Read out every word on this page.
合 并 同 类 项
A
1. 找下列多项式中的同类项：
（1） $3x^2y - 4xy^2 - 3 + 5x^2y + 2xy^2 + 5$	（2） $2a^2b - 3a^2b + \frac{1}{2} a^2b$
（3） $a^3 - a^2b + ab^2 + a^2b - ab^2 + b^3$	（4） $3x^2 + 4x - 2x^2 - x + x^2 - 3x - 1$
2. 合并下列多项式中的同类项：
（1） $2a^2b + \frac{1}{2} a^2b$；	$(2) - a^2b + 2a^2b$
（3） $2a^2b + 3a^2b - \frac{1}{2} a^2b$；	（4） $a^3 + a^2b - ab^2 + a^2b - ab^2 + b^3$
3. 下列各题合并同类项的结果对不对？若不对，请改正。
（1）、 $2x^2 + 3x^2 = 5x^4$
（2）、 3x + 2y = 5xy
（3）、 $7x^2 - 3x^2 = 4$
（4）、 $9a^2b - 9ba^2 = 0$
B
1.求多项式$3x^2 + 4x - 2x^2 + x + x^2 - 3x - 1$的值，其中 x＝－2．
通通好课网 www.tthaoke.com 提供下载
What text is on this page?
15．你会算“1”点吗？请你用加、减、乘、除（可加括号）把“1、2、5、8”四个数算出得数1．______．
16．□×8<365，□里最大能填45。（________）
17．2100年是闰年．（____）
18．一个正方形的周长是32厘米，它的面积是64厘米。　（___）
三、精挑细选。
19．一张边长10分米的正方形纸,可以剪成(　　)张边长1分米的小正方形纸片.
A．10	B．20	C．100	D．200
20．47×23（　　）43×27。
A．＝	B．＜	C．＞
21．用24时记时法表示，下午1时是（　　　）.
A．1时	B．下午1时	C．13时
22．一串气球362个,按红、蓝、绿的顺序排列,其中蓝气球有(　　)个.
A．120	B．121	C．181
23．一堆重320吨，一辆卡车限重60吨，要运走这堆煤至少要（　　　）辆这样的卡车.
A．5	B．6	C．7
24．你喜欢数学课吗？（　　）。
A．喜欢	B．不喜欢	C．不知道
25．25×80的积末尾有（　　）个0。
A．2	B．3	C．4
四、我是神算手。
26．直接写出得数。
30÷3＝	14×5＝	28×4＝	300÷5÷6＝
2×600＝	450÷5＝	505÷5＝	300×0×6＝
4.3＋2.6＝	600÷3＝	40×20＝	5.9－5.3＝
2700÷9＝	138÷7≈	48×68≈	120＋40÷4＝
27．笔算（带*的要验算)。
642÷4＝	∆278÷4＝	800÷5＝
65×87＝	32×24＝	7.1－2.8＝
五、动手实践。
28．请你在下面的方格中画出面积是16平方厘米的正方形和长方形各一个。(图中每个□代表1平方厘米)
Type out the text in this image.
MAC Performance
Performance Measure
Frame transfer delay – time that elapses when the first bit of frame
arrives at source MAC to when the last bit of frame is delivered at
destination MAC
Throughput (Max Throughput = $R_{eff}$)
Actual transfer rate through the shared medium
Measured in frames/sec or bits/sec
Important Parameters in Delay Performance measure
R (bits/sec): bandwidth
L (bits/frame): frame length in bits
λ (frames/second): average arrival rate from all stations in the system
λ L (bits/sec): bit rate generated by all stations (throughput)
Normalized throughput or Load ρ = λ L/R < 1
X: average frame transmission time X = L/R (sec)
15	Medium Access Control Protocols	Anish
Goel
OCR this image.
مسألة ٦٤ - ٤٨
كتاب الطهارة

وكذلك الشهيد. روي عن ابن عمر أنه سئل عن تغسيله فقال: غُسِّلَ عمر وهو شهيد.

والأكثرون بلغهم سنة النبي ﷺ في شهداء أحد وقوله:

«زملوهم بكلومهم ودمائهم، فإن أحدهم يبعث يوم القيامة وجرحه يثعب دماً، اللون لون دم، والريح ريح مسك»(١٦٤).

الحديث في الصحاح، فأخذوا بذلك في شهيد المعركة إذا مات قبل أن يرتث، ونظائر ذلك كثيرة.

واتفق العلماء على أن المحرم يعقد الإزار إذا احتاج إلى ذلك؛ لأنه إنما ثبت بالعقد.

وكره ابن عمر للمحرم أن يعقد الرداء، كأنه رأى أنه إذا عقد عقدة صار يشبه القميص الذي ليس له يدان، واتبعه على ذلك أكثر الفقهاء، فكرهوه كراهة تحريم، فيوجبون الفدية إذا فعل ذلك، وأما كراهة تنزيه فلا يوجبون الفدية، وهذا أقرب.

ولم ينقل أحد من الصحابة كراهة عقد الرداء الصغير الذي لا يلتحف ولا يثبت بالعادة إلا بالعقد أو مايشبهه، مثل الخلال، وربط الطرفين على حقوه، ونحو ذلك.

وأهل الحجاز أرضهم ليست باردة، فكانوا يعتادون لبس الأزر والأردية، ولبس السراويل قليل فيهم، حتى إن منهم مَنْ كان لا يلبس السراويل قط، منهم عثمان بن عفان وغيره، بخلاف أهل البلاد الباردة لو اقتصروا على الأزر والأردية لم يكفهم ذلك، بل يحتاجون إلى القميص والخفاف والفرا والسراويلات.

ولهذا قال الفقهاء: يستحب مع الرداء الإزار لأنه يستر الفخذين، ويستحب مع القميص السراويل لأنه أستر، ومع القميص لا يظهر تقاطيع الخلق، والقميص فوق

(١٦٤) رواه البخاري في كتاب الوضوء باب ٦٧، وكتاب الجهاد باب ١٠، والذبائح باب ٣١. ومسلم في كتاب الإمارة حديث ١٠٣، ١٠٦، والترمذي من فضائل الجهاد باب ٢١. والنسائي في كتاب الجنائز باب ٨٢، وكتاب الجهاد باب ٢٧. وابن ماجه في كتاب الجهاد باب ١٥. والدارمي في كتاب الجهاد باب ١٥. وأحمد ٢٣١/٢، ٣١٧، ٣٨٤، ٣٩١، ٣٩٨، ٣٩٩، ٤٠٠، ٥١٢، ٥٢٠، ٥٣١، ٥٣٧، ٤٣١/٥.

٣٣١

-----

GOAL
Transcribe the data. Leave every line exactly as it is.

EXERCISE RESULT
Read out every word on this page.
合 并 同 类 项
A
1. 找下列多项式中的同类项：
（1） $3x^2y - 4xy^2 - 3 + 5x^2y + 2xy^2 + 5$	（2） $2a^2b - 3a^2b + \frac{1}{2} a^2b$
（3） $a^3 - a^2b + ab^2 + a^2b - ab^2 + b^3$	（4） $3x^2 + 4x - 2x^2 - x + x^2 - 3x - 1$
2. 合并下列多项式中的同类项：
（1） $2a^2b + \frac{1}{2} a^2b$；	$(2) - a^2b + 2a^2b$
（3） $2a^2b + 3a^2b - \frac{1}{2} a^2b$；	（4） $a^3 + a^2b - ab^2 + a^2b - ab^2 + b^3$
3. 下列各题合并同类项的结果对不对？若不对，请改正。
（1）、 $2x^2 + 3x^2 = 5x^4$
（2）、 3x + 2y = 5xy
（3）、 $7x^2 - 3x^2 = 4$
（4）、 $9a^2b - 9ba^2 = 0$
B
1.求多项式$3x^2 + 4x - 2x^2 + x + x^2 - 3x - 1$的值，其中 x＝－2．
通通好课网 www.tthaoke.com 提供下载
What text is on this page?
15．你会算“1”点吗？请你用加、减、乘、除（可加括号）把“1、2、5、8”四个数算出得数1．______．
16．□×8<365，□里最大能填45。（________）
17．2100年是闰年．（____）
18．一个正方形的周长是32厘米，它的面积是64厘米。　（___）
三、精挑细选。
19．一张边长10分米的正方形纸,可以剪成(　　)张边长1分米的小正方形纸片.
A．10	B．20	C．100	D．200
20．47×23（　　）43×27。
A．＝	B．＜	C．＞
21．用24时记时法表示，下午1时是（　　　）.
A．1时	B．下午1时	C．13时
22．一串气球362个,按红、蓝、绿的顺序排列,其中蓝气球有(　　)个.
A．120	B．121	C．181
23．一堆重320吨，一辆卡车限重60吨，要运走这堆煤至少要（　　　）辆这样的卡车.
A．5	B．6	C．7
24．你喜欢数学课吗？（　　）。
A．喜欢	B．不喜欢	C．不知道
25．25×80的积末尾有（　　）个0。
A．2	B．3	C．4
四、我是神算手。
26．直接写出得数。
30÷3＝	14×5＝	28×4＝	300÷5÷6＝
2×600＝	450÷5＝	505÷5＝	300×0×6＝
4.3＋2.6＝	600÷3＝	40×20＝	5.9－5.3＝
2700÷9＝	138÷7≈	48×68≈	120＋40÷4＝
27．笔算（带*的要验算)。
642÷4＝	∆278÷4＝	800÷5＝
65×87＝	32×24＝	7.1－2.8＝
五、动手实践。
28．请你在下面的方格中画出面积是16平方厘米的正方形和长方形各一个。(图中每个□代表1平方厘米)
Type out the text in this image.
MAC Performance
Performance Measure
Frame transfer delay – time that elapses when the first bit of frame
arrives at source MAC to when the last bit of frame is delivered at
destination MAC
Throughput (Max Throughput = $R_{eff}$)
Actual transfer rate through the shared medium
Measured in frames/sec or bits/sec
Important Parameters in Delay Performance measure
R (bits/sec): bandwidth
L (bits/frame): frame length in bits
λ (frames/second): average arrival rate from all stations in the system
λ L (bits/sec): bit rate generated by all stations (throughput)
Normalized throughput or Load ρ = λ L/R < 1
X: average frame transmission time X = L/R (sec)
15	Medium Access Control Protocols	Anish
Goel
OCR this image.
مسألة ٦٤ - ٤٨
كتاب الطهارة

وكذلك الشهيد. روي عن ابن عمر أنه سئل عن تغسيله فقال: غُسِّلَ عمر وهو شهيد.

والأكثرون بلغهم سنة النبي ﷺ في شهداء أحد وقوله:

«زملوهم بكلومهم ودمائهم، فإن أحدهم يبعث يوم القيامة وجرحه يثعب دماً، اللون لون دم، والريح ريح مسك»(١٦٤).

الحديث في الصحاح، فأخذوا بذلك في شهيد المعركة إذا مات قبل أن يرتث، ونظائر ذلك كثيرة.

واتفق العلماء على أن المحرم يعقد الإزار إذا احتاج إلى ذلك؛ لأنه إنما ثبت بالعقد.

وكره ابن عمر للمحرم أن يعقد الرداء، كأنه رأى أنه إذا عقد عقدة صار يشبه القميص الذي ليس له يدان، واتبعه على ذلك أكثر الفقهاء، فكرهوه كراهة تحريم، فيوجبون الفدية إذا فعل ذلك، وأما كراهة تنزيه فلا يوجبون الفدية، وهذا أقرب.

ولم ينقل أحد من الصحابة كراهة عقد الرداء الصغير الذي لا يلتحف ولا يثبت بالعادة إلا بالعقد أو مايشبهه، مثل الخلال، وربط الطرفين على حقوه، ونحو ذلك.

وأهل الحجاز أرضهم ليست باردة، فكانوا يعتادون لبس الأزر والأردية، ولبس السراويل قليل فيهم، حتى إن منهم مَنْ كان لا يلبس السراويل قط، منهم عثمان بن عفان وغيره، بخلاف أهل البلاد الباردة لو اقتصروا على الأزر والأردية لم يكفهم ذلك، بل يحتاجون إلى القميص والخفاف والفرا والسراويلات.

ولهذا قال الفقهاء: يستحب مع الرداء الإزار لأنه يستر الفخذين، ويستحب مع القميص السراويل لأنه أستر، ومع القميص لا يظهر تقاطيع الخلق، والقميص فوق

(١٦٤) رواه البخاري في كتاب الوضوء باب ٦٧، وكتاب الجهاد باب ١٠، والذبائح باب ٣١. ومسلم في كتاب الإمارة حديث ١٠٣، ١٠٦، والترمذي من فضائل الجهاد باب ٢١. والنسائي في كتاب الجنائز باب ٨٢، وكتاب الجهاد باب ٢٧. وابن ماجه في كتاب الجهاد باب ١٥. والدارمي في كتاب الجهاد باب ١٥. وأحمد ٢٣١/٢، ٣١٧، ٣٨٤، ٣٩١، ٣٩٨، ٣٩٩، ٤٠٠، ٥١٢، ٥٢٠، ٥٣١، ٥٣٧، ٤٣١/٥.

٣٣١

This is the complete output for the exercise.